### What the task requires
Check every line of the entries for "screenshot", and copy the lines that hold it.

### Record list
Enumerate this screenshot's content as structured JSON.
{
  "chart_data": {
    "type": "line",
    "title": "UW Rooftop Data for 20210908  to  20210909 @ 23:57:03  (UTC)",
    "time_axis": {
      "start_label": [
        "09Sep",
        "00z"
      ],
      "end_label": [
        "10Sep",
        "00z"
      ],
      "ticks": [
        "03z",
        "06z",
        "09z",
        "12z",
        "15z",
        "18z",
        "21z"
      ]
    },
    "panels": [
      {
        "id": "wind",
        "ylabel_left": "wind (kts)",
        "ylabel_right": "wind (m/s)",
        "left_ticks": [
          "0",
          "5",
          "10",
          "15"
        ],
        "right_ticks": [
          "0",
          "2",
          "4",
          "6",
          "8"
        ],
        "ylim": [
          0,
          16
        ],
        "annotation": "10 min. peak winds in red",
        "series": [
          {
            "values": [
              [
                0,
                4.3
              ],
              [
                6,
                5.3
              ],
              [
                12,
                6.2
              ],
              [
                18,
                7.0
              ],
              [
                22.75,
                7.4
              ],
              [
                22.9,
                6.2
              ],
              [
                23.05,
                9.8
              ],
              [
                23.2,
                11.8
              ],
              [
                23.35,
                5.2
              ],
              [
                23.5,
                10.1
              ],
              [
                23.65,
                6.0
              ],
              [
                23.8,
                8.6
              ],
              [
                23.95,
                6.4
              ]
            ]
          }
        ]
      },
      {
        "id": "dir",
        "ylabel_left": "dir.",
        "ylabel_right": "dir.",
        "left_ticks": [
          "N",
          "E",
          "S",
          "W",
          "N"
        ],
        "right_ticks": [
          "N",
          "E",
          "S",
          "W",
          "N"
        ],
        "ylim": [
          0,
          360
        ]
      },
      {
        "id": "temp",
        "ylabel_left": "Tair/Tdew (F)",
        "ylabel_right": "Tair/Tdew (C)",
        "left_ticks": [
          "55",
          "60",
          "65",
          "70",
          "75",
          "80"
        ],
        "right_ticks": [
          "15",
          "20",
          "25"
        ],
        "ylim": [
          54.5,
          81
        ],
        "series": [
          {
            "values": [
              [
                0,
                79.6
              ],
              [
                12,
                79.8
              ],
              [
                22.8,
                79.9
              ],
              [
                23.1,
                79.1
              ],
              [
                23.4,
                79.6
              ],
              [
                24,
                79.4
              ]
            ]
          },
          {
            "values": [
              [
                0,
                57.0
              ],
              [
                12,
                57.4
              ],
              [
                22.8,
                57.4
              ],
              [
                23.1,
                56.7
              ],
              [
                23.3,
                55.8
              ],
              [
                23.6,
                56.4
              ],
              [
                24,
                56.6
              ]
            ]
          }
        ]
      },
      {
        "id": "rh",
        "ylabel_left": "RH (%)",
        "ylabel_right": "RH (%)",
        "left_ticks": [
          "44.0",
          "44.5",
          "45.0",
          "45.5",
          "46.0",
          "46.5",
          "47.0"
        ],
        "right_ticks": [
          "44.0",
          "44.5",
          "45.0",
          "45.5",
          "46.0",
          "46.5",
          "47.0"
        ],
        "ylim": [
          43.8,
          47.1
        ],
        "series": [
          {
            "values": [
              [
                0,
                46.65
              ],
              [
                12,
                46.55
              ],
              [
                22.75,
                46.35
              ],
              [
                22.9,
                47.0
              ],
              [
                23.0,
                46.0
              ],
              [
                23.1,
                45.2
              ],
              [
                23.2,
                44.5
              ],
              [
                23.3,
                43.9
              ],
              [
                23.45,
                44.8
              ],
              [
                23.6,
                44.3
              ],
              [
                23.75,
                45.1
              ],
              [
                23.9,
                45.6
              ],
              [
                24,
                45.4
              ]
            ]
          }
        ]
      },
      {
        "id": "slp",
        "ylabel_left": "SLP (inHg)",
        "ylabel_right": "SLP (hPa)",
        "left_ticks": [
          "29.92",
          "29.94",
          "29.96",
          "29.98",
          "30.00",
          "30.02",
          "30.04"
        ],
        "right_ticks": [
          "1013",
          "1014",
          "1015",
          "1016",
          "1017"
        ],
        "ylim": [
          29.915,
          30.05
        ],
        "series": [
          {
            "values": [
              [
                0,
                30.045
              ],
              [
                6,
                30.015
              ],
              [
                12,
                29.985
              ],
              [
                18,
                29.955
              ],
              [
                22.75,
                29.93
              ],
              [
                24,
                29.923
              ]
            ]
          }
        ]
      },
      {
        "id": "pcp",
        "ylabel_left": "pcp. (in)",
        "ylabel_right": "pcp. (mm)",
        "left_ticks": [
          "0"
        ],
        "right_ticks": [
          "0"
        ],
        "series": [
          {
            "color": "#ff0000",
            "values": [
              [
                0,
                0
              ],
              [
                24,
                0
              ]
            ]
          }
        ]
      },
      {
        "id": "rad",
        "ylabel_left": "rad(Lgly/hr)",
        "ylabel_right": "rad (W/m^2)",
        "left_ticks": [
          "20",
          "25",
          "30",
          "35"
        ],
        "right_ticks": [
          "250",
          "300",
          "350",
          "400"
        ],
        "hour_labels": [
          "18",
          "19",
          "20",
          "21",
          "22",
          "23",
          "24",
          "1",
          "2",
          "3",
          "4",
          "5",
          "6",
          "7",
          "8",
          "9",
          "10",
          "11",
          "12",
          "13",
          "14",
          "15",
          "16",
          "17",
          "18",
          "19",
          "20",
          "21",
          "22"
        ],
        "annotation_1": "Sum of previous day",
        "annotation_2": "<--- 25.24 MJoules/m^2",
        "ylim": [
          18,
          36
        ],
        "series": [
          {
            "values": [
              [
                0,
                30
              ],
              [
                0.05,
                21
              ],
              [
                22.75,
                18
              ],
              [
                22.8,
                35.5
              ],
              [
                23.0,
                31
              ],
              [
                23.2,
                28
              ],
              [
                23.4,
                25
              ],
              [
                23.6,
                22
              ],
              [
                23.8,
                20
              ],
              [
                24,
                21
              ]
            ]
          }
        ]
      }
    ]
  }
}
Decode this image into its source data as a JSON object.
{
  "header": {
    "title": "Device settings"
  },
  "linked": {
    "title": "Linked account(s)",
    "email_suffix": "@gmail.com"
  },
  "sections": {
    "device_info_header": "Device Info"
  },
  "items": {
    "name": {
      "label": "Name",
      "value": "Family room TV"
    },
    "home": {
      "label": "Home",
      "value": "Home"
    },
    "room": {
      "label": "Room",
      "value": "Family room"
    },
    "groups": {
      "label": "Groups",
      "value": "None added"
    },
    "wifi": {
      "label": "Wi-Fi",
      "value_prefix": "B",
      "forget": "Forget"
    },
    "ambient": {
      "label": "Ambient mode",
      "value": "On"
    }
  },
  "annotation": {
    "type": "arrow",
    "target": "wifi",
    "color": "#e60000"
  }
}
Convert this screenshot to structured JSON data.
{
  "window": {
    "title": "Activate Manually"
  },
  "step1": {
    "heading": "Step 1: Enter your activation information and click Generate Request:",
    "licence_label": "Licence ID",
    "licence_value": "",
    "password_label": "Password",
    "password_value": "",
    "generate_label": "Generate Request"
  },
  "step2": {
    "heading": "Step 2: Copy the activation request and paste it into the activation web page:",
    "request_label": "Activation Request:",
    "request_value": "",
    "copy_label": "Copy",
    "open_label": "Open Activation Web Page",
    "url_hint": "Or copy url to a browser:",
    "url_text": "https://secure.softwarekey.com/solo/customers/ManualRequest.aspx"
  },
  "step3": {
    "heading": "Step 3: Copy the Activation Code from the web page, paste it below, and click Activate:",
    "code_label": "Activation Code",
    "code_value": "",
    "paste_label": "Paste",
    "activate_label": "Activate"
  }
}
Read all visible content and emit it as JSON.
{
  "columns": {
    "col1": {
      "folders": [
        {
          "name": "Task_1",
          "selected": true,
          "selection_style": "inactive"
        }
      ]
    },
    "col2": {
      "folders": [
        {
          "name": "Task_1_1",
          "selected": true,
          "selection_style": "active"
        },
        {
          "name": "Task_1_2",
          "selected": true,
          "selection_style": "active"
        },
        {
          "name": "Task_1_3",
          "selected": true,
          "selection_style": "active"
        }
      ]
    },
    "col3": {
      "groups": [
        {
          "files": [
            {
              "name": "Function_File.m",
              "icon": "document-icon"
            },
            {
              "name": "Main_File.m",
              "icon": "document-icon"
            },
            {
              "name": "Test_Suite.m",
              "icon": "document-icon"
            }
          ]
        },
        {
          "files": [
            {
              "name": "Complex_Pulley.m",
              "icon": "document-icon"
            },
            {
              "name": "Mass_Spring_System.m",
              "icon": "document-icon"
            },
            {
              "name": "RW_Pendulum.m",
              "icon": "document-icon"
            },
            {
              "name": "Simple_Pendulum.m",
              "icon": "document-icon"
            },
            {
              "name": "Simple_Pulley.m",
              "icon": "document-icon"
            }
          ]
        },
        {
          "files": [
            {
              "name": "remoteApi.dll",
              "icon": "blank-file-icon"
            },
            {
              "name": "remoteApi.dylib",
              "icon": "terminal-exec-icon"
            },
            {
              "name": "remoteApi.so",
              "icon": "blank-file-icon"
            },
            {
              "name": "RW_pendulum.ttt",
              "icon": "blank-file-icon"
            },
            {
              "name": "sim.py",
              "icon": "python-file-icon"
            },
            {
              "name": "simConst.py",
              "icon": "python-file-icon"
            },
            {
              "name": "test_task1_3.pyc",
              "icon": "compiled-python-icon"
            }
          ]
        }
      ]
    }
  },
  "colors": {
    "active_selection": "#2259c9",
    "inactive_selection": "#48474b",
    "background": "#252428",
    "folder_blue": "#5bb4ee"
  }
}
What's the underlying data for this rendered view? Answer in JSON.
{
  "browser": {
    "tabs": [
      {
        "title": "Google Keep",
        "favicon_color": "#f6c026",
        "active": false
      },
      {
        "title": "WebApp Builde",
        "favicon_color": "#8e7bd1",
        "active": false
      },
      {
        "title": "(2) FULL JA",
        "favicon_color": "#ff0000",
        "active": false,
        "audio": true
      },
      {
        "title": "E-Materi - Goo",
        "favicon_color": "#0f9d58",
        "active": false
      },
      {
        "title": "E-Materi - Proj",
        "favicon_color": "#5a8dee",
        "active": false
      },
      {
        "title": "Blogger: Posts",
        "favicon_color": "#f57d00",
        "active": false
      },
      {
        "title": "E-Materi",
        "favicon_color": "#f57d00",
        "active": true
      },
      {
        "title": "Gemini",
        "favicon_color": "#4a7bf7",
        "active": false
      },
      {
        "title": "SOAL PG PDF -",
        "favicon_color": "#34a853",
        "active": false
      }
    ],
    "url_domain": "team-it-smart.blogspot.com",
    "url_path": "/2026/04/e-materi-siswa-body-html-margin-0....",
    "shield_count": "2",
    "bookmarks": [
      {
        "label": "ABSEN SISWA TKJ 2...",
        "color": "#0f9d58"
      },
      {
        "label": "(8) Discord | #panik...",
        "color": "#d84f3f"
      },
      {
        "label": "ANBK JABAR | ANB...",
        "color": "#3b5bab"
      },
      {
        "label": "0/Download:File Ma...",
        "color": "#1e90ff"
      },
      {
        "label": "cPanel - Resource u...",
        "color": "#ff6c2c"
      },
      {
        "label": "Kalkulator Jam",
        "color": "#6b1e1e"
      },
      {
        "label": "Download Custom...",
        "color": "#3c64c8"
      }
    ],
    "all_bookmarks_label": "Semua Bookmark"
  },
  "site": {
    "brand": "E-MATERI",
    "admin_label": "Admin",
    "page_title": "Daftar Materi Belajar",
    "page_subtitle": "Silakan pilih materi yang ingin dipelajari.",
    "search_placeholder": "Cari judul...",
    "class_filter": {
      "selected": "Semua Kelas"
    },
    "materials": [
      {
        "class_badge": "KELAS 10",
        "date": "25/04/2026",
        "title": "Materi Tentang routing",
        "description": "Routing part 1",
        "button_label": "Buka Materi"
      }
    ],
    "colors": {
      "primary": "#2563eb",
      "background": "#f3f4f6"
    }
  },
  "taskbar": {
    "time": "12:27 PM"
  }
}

### Full output
Enumerate this screenshot's content as structured JSON.
Convert this screenshot to structured JSON data.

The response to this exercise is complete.